• _Problem requirements_: Starting at the line with "Convert this chart", transcribe each line through the final one, both included, and add nothing.

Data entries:
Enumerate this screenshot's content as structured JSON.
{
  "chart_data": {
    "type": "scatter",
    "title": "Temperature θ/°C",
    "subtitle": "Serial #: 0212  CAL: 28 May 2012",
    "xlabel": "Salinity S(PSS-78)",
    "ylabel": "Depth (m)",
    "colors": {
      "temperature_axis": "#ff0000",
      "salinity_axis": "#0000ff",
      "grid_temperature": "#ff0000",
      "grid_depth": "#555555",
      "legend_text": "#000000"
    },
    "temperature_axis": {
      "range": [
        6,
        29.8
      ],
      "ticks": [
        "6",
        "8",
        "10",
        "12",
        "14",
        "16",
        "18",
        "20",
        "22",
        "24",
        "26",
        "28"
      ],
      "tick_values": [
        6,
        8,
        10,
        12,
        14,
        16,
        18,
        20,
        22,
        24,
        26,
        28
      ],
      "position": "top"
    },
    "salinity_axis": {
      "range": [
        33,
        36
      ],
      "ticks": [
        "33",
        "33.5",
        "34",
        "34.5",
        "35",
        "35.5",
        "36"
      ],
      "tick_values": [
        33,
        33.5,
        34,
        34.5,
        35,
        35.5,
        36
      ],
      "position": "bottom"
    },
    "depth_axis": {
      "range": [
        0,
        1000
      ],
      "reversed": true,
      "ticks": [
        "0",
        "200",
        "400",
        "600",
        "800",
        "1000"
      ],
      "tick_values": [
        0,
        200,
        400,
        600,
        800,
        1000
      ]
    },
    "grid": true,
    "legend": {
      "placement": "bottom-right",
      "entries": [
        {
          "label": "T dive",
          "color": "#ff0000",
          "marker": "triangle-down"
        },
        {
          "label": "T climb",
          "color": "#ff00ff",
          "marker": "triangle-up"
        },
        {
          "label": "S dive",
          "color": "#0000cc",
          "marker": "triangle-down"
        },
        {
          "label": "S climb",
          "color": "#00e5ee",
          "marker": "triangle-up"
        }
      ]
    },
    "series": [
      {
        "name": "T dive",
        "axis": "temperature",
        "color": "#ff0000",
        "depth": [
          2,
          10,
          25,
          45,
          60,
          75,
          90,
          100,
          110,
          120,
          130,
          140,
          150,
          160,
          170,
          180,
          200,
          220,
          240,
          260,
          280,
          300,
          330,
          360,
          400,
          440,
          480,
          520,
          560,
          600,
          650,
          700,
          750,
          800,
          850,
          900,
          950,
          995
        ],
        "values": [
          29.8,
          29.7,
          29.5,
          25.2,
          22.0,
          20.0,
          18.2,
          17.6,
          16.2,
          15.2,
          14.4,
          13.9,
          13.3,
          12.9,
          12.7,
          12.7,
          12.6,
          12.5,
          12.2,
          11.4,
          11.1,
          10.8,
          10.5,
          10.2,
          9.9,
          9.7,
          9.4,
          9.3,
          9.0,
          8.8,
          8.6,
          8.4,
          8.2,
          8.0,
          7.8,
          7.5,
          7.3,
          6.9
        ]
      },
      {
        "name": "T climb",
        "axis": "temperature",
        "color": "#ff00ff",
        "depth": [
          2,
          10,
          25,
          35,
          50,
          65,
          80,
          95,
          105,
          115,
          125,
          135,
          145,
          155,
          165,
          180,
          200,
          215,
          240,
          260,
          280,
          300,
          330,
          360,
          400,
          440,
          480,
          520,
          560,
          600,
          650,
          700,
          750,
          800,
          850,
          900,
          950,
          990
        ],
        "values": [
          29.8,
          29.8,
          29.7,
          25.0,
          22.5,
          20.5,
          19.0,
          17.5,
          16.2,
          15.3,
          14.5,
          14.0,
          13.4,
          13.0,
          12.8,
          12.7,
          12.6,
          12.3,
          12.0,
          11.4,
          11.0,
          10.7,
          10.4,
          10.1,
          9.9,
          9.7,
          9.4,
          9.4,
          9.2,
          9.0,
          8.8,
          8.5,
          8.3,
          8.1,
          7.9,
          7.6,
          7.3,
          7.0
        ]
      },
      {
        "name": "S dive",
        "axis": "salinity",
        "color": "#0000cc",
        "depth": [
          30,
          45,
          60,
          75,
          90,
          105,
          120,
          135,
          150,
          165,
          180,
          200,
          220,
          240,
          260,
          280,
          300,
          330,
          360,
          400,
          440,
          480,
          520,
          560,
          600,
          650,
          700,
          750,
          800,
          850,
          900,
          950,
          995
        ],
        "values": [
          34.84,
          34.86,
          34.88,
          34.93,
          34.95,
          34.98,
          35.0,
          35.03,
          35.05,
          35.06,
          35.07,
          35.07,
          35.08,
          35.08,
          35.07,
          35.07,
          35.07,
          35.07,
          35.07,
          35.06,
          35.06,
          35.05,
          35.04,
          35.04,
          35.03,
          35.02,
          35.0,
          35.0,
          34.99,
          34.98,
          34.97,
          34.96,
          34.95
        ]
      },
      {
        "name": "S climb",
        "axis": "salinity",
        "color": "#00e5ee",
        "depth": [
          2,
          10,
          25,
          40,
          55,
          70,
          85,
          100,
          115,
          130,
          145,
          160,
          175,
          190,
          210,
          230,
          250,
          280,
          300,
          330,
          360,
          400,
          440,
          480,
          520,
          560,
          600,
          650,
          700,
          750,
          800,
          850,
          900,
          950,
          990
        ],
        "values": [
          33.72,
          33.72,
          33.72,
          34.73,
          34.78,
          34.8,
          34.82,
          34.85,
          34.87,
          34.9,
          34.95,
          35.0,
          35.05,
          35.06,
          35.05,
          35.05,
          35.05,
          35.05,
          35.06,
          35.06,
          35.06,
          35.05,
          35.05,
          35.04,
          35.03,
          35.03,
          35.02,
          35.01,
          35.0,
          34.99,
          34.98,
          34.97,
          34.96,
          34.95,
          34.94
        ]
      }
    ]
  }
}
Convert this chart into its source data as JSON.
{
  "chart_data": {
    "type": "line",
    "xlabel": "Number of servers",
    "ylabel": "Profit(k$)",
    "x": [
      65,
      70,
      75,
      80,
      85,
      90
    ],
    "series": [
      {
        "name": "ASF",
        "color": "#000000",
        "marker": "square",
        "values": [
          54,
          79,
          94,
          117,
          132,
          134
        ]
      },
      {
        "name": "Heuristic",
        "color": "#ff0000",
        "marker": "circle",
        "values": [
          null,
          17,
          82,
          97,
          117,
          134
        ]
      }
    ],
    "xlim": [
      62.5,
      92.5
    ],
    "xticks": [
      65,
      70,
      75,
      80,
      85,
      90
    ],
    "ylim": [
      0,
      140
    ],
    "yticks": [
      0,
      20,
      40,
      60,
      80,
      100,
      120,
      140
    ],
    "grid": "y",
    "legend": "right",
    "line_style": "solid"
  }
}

• _Result of this task_:
Convert this chart into its source data as JSON.
{
  "chart_data": {
    "type": "line",
    "xlabel": "Number of servers",
    "ylabel": "Profit(k$)",
    "x": [
      65,
      70,
      75,
      80,
      85,
      90
    ],
    "series": [
      {
        "name": "ASF",
        "color": "#000000",
        "marker": "square",
        "values": [
          54,
          79,
          94,
          117,
          132,
          134
        ]
      },
      {
        "name": "Heuristic",
        "color": "#ff0000",
        "marker": "circle",
        "values": [
          null,
          17,
          82,
          97,
          117,
          134
        ]
      }
    ],
    "xlim": [
      62.5,
      92.5
    ],
    "xticks": [
      65,
      70,
      75,
      80,
      85,
      90
    ],
    "ylim": [
      0,
      140
    ],
    "yticks": [
      0,
      20,
      40,
      60,
      80,
      100,
      120,
      140
    ],
    "grid": "y",
    "legend": "right",
    "line_style": "solid"
  }
}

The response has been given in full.